• TASK TO CARRY OUT
Tally the rows below that contain the string "main". Reply with the number alone.

Source records

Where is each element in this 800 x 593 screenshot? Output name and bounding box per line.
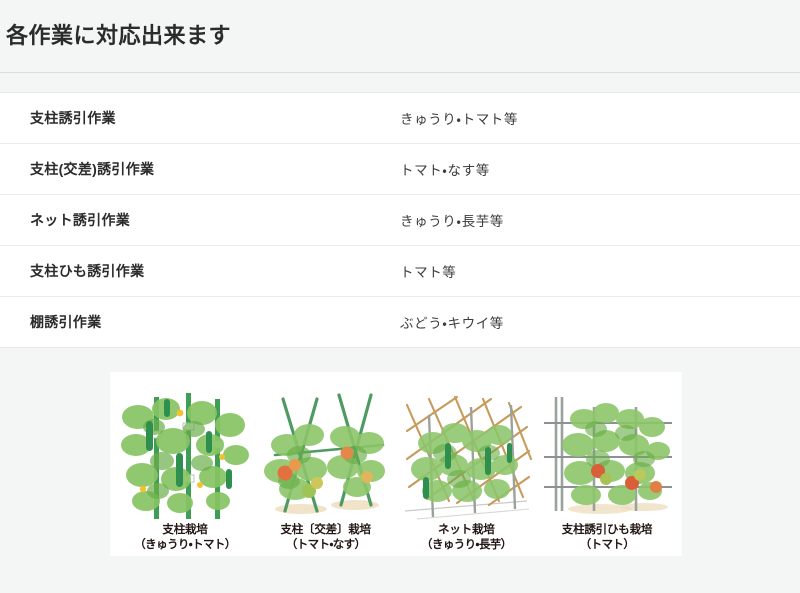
figure-caption-sub: （トマト） xyxy=(562,538,652,552)
string-wire-tomato-illustration xyxy=(540,383,674,523)
cucumber-stake-illustration xyxy=(118,383,252,523)
figure-caption-sub: （きゅうり・トマト） xyxy=(134,538,235,552)
figure-item: 支柱〔交差〕栽培 （トマト・なす） xyxy=(257,383,395,556)
net-trellis-cucumber-illustration xyxy=(399,383,533,523)
spec-term: 支柱ひも誘引作業 xyxy=(0,261,400,281)
figure-caption: 支柱誘引ひも栽培 （トマト） xyxy=(562,523,652,556)
figure-caption-main: ネット栽培 xyxy=(438,524,495,536)
spec-description: きゅうり・長芋等 xyxy=(400,210,800,230)
table-row: 棚誘引作業 ぶどう・キウイ等 xyxy=(0,297,800,348)
page-header: 各作業に対応出来ます xyxy=(0,0,800,73)
figure-item: ネット栽培 （きゅうり・長芋） xyxy=(397,383,535,556)
spec-term: 棚誘引作業 xyxy=(0,312,400,332)
figure-caption-sub: （きゅうり・長芋） xyxy=(421,538,512,552)
figure-caption-main: 支柱誘引ひも栽培 xyxy=(562,524,652,536)
page-title: 各作業に対応出来ます xyxy=(6,23,231,49)
figure-caption-main: 支柱栽培 xyxy=(162,524,207,536)
figure-item: 支柱誘引ひも栽培 （トマト） xyxy=(538,383,676,556)
spec-table: 支柱誘引作業 きゅうり・トマト等 支柱(交差)誘引作業 トマト・なす等 ネット誘… xyxy=(0,92,800,348)
figure-caption-main: 支柱〔交差〕栽培 xyxy=(280,524,370,536)
crossed-stake-tomato-illustration xyxy=(259,383,393,523)
illustration-panel: 支柱栽培 （きゅうり・トマト） xyxy=(110,372,682,556)
figure-caption: ネット栽培 （きゅうり・長芋） xyxy=(421,523,512,556)
figure-caption-sub: （トマト・なす） xyxy=(280,538,370,552)
table-row: ネット誘引作業 きゅうり・長芋等 xyxy=(0,195,800,246)
figure-caption: 支柱〔交差〕栽培 （トマト・なす） xyxy=(280,523,370,556)
table-row: 支柱ひも誘引作業 トマト等 xyxy=(0,246,800,297)
table-row: 支柱(交差)誘引作業 トマト・なす等 xyxy=(0,144,800,195)
figure-caption: 支柱栽培 （きゅうり・トマト） xyxy=(134,523,235,556)
figure-item: 支柱栽培 （きゅうり・トマト） xyxy=(116,383,254,556)
spec-description: トマト・なす等 xyxy=(400,159,800,179)
table-row: 支柱誘引作業 きゅうり・トマト等 xyxy=(0,93,800,144)
spec-description: トマト等 xyxy=(400,261,800,281)
spec-term: ネット誘引作業 xyxy=(0,210,400,230)
spec-term: 支柱(交差)誘引作業 xyxy=(0,159,400,179)
spec-description: きゅうり・トマト等 xyxy=(400,108,800,128)
spec-term: 支柱誘引作業 xyxy=(0,108,400,128)
spec-description: ぶどう・キウイ等 xyxy=(400,312,800,332)
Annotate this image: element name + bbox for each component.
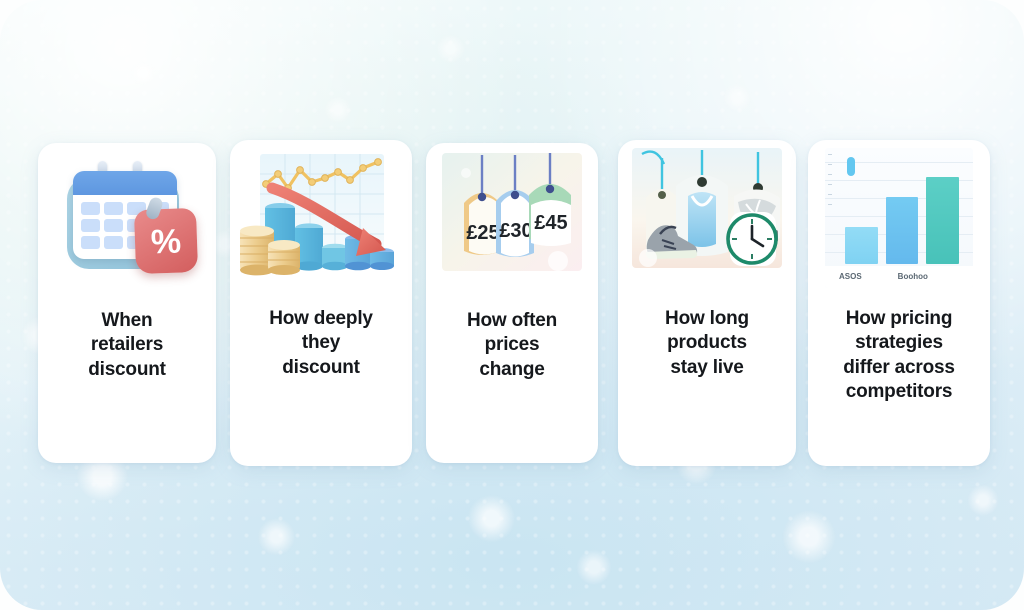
declining-chart-illustration [230, 140, 412, 295]
card-how-often-prices-change[interactable]: £25 £30 £45 Ho [426, 143, 598, 463]
card-label: How deeply they discount [261, 307, 381, 380]
declining-bar-chart-icon [230, 140, 412, 295]
percent-tag-icon: % [134, 208, 198, 274]
competitor-bar-chart: ASOS Boohoo [825, 148, 973, 288]
price-tags-illustration: £25 £30 £45 [426, 143, 598, 295]
card-when-retailers-discount[interactable]: % When retailers discount [38, 143, 216, 463]
calendar-discount-illustration: % [38, 143, 216, 295]
products-live-illustration [618, 140, 796, 295]
svg-text:£45: £45 [534, 212, 567, 234]
card-label: How often prices change [459, 309, 565, 382]
apparel-tags-watch-icon [618, 140, 796, 295]
card-how-pricing-strategies-differ[interactable]: ASOS Boohoo How pricing strategies diffe… [808, 140, 990, 466]
card-row: % When retailers discount [0, 0, 1024, 610]
card-how-long-products-stay-live[interactable]: How long products stay live [618, 140, 796, 466]
card-label: How pricing strategies differ across com… [835, 307, 962, 404]
card-how-deeply-they-discount[interactable]: How deeply they discount [230, 140, 412, 466]
chart-x-axis-labels: ASOS Boohoo [825, 266, 973, 288]
calendar-header [73, 171, 177, 195]
hanging-price-tags-icon: £25 £30 £45 [426, 143, 598, 295]
chart-y-ticks [828, 154, 832, 214]
infographic-page: % When retailers discount [0, 0, 1024, 610]
bar-boohoo [926, 177, 959, 263]
x-tick-boohoo: Boohoo [898, 272, 928, 281]
competitor-chart-illustration: ASOS Boohoo [808, 140, 990, 295]
bar-middle [886, 197, 919, 264]
card-label: When retailers discount [80, 309, 174, 382]
svg-text:£30: £30 [499, 220, 532, 242]
card-label: How long products stay live [657, 307, 757, 380]
bar-asos [845, 227, 878, 264]
chart-bars [841, 156, 963, 264]
x-tick-asos: ASOS [839, 272, 862, 281]
svg-text:£25: £25 [466, 222, 499, 244]
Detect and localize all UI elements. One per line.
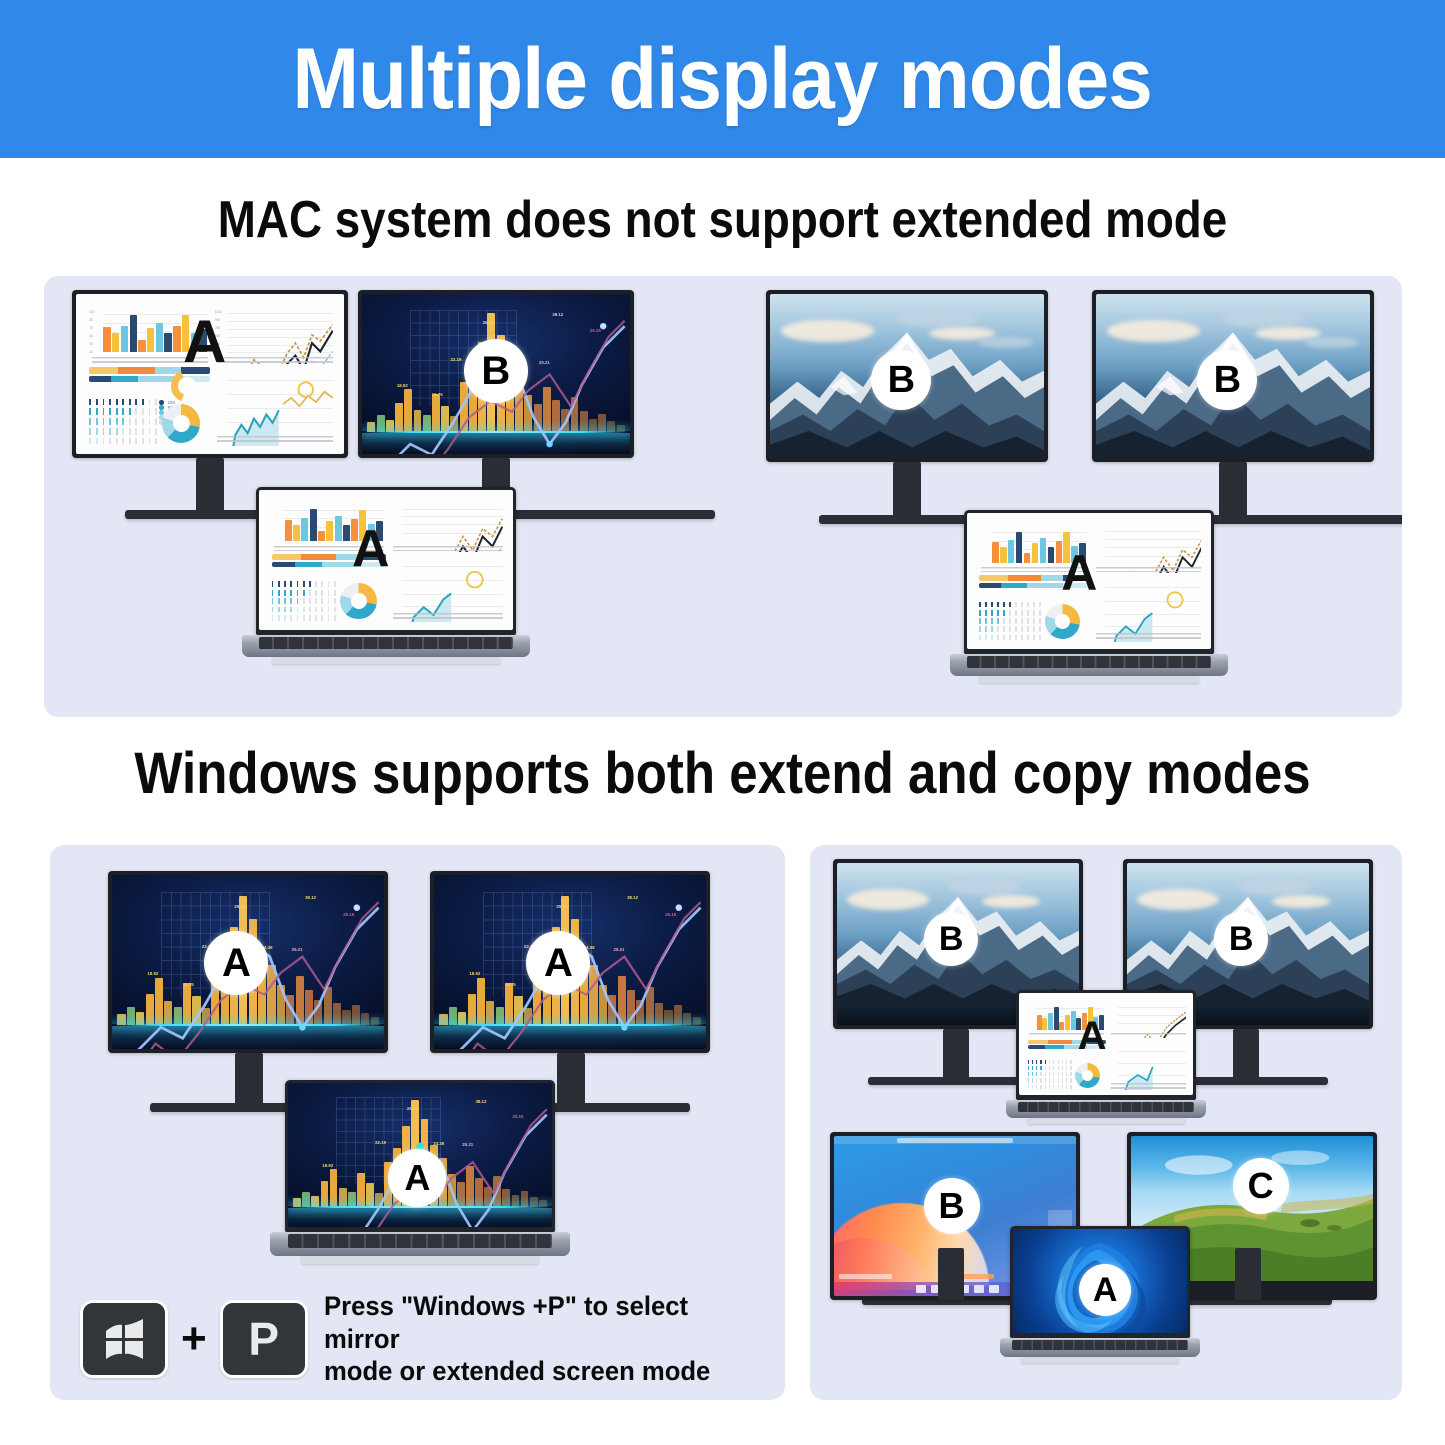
monitor-screen: B [1092,290,1374,462]
monitor-neck [196,458,224,512]
monitor-win-mirror-a1[interactable]: 25.01 22.19 24.38 18.92 19.75 38.12 25.1… [108,871,388,1053]
data-label: 18.92 [397,384,408,388]
laptop-display-area: A [1019,993,1193,1095]
screen-label-b: B [1197,350,1257,410]
laptop-keyboard[interactable] [288,1234,552,1247]
screen-label-b: B [1214,912,1268,966]
laptop-win-extend-bottom[interactable]: A [1010,1226,1190,1372]
data-label: 25.01 [407,1107,418,1111]
dashboard-line-chart: 1100900700 600300100 [215,307,336,364]
laptop-lid: A [256,487,516,635]
heatmap-grid [89,399,157,445]
keyboard-shortcut-block: + P Press "Windows +P" to select mirror … [80,1295,770,1383]
laptop-keyboard-deck [950,654,1228,676]
monitor-mac-extend-b[interactable]: 25.01 22.19 24.38 18.92 19.75 38.12 25.1… [358,290,634,458]
data-label: 25.15 [343,913,354,917]
data-label: 24.38 [433,1142,444,1146]
laptop-keyboard-deck [1000,1338,1200,1357]
data-label: 38.12 [552,313,563,317]
screen-label-c: C [1233,1158,1289,1214]
infographic-page: Multiple display modes MAC system does n… [0,0,1445,1445]
p-key[interactable]: P [220,1300,308,1378]
panel-mac-modes: 1108570 603010 [44,276,1402,717]
laptop-foot [979,676,1199,683]
laptop-display-area: A [259,490,513,630]
monitor-display-area: 1108570 603010 [76,294,344,454]
monitor-display-area: 25.01 22.19 24.38 18.92 19.75 38.12 25.1… [362,294,630,454]
screen-label-b: B [924,912,978,966]
laptop-mac-mirror[interactable]: A [964,510,1214,688]
shortcut-line-2: mode or extended screen mode [324,1355,748,1388]
donut-chart [162,404,201,443]
windows-logo-icon [100,1317,148,1361]
laptop-lid: 25.01 22.19 24.38 18.92 38.12 25.15 25.2… [285,1080,555,1232]
shortcut-instruction: Press "Windows +P" to select mirror mode… [324,1290,748,1389]
monitor-screen: 25.01 22.19 24.38 18.92 19.75 38.12 25.1… [358,290,634,458]
data-label: 38.12 [627,896,638,900]
laptop-display-area: 25.01 22.19 24.38 18.92 38.12 25.15 25.2… [288,1083,552,1227]
data-label: 19.75 [432,393,443,397]
monitor-display-area: B [770,294,1044,458]
monitor-mac-extend-a[interactable]: 1108570 603010 [72,290,348,458]
laptop-win-extend-top[interactable]: A [1016,990,1196,1132]
laptop-keyboard[interactable] [259,637,513,649]
panel-windows-extend: B [810,845,1402,1400]
data-label: 25.15 [512,1115,523,1119]
laptop-keyboard[interactable] [1012,1340,1188,1350]
data-label: 18.92 [147,972,158,976]
desktop-taskbar-label [839,1274,892,1279]
laptop-foot [272,657,501,664]
data-label: 25.21 [292,948,303,952]
desktop-taskbar-highlight [960,1274,994,1279]
monitor-mac-mirror-b2[interactable]: B [1092,290,1374,462]
data-label: 18.92 [322,1164,333,1168]
data-label: 38.12 [305,896,316,900]
monitor-neck [1219,462,1247,516]
data-label: 25.01 [483,321,494,325]
monitor-neck [1235,1248,1261,1300]
data-label: 25.21 [462,1143,473,1147]
monitor-display-area: 25.01 22.19 24.38 18.92 19.75 38.12 25.1… [434,875,706,1049]
monitor-screen: 25.01 22.19 24.38 18.92 19.75 38.12 25.1… [108,871,388,1053]
header-banner: Multiple display modes [0,0,1445,158]
laptop-foot [301,1256,539,1264]
screen-label-a: A [204,931,268,995]
plus-sign: + [181,1317,207,1361]
laptop-keyboard-deck [270,1232,570,1256]
laptop-win-mirror[interactable]: 25.01 22.19 24.38 18.92 38.12 25.15 25.2… [285,1080,555,1270]
dashboard-area-chart [215,367,336,446]
data-label: 25.21 [539,361,550,365]
laptop-display-area: A [967,513,1211,649]
data-label: 25.21 [614,948,625,952]
data-label: 22.19 [375,1141,386,1145]
laptop-lid: A [1010,1226,1190,1338]
monitor-mac-mirror-b1[interactable]: B [766,290,1048,462]
monitor-neck [943,1029,969,1079]
laptop-lid: A [1016,990,1196,1100]
page-title: Multiple display modes [293,36,1152,122]
monitor-screen: B [766,290,1048,462]
laptop-display-area: A [1013,1229,1187,1333]
screen-label-b: B [464,339,528,403]
data-label: 38.12 [475,1100,486,1104]
monitor-neck [235,1053,263,1105]
data-label: 25.01 [234,905,245,909]
windows-key[interactable] [80,1300,168,1378]
monitor-neck [938,1248,964,1300]
monitor-neck [557,1053,585,1105]
laptop-foot [1027,1118,1185,1124]
laptop-keyboard[interactable] [967,656,1211,668]
data-label: 22.19 [450,358,461,362]
screen-label-a: A [526,931,590,995]
laptop-keyboard-deck [1006,1100,1206,1118]
monitor-neck [1233,1029,1259,1079]
monitor-win-mirror-a2[interactable]: 25.01 22.19 24.38 18.92 19.75 38.12 25.1… [430,871,710,1053]
monitor-display-area: 25.01 22.19 24.38 18.92 19.75 38.12 25.1… [112,875,384,1049]
shortcut-line-1: Press "Windows +P" to select mirror [324,1290,748,1356]
monitor-screen: 1108570 603010 [72,290,348,458]
data-label: 19.75 [183,983,194,987]
monitor-neck [893,462,921,516]
screen-label-b: B [924,1178,980,1234]
data-label: 25.15 [590,329,601,333]
heading-mac: MAC system does not support extended mod… [87,190,1359,250]
monitor-screen: 25.01 22.19 24.38 18.92 19.75 38.12 25.1… [430,871,710,1053]
heading-windows: Windows supports both extend and copy mo… [87,740,1359,807]
dashboard-heatmap-legend: 194 965 549 319 1200 [89,367,210,446]
data-label: 19.75 [505,983,516,987]
laptop-keyboard-deck [242,635,531,657]
laptop-keyboard[interactable] [1018,1102,1194,1112]
laptop-lid: A [964,510,1214,654]
data-label: 25.01 [556,905,567,909]
desktop-window[interactable] [897,1138,1013,1144]
p-key-label: P [248,1316,279,1362]
data-label: 25.15 [665,913,676,917]
laptop-foot [1021,1357,1179,1363]
laptop-mac-extend[interactable]: A [256,487,516,667]
data-label: 18.92 [469,972,480,976]
screen-label-b: B [871,350,931,410]
monitor-display-area: B [1096,294,1370,458]
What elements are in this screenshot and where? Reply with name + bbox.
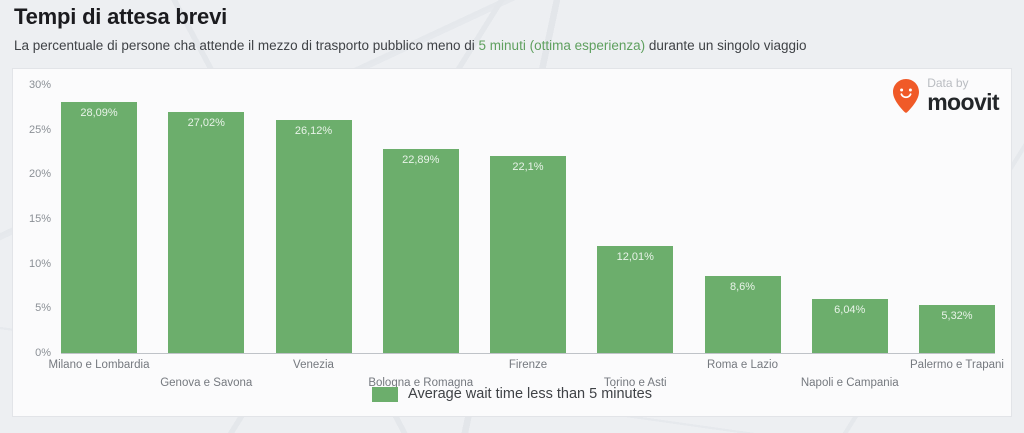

• SOLUTION FOR THIS EXERCISE
4